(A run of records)

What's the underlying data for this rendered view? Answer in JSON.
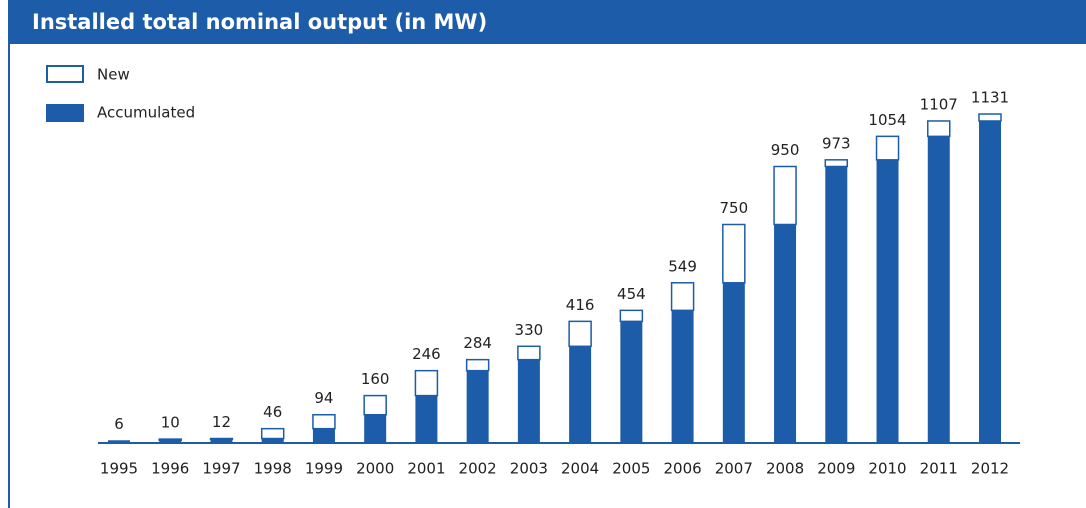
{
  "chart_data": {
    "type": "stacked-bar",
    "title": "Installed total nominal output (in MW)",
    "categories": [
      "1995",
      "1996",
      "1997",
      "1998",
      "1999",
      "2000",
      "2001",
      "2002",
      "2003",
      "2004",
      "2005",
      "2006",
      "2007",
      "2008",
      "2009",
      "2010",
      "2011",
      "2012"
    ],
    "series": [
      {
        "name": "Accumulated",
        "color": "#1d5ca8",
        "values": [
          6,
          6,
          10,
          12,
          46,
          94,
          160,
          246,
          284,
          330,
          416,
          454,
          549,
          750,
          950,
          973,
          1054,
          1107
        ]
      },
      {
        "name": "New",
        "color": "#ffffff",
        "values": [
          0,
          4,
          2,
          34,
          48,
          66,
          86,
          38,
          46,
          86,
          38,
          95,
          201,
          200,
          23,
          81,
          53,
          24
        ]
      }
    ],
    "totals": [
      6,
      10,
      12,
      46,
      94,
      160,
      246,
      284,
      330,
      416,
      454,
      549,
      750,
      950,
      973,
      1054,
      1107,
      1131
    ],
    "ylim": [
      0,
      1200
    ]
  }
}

- [Given problem]:
The records above need to be restated word for word, with the pictures left out.

- [Worked solution]:
What's the underlying data for this rendered view? Answer in JSON.
{
  "chart_data": {
    "type": "stacked-bar",
    "title": "Installed total nominal output (in MW)",
    "categories": [
      "1995",
      "1996",
      "1997",
      "1998",
      "1999",
      "2000",
      "2001",
      "2002",
      "2003",
      "2004",
      "2005",
      "2006",
      "2007",
      "2008",
      "2009",
      "2010",
      "2011",
      "2012"
    ],
    "series": [
      {
        "name": "Accumulated",
        "color": "#1d5ca8",
        "values": [
          6,
          6,
          10,
          12,
          46,
          94,
          160,
          246,
          284,
          330,
          416,
          454,
          549,
          750,
          950,
          973,
          1054,
          1107
        ]
      },
      {
        "name": "New",
        "color": "#ffffff",
        "values": [
          0,
          4,
          2,
          34,
          48,
          66,
          86,
          38,
          46,
          86,
          38,
          95,
          201,
          200,
          23,
          81,
          53,
          24
        ]
      }
    ],
    "totals": [
      6,
      10,
      12,
      46,
      94,
      160,
      246,
      284,
      330,
      416,
      454,
      549,
      750,
      950,
      973,
      1054,
      1107,
      1131
    ],
    "ylim": [
      0,
      1200
    ]
  }
}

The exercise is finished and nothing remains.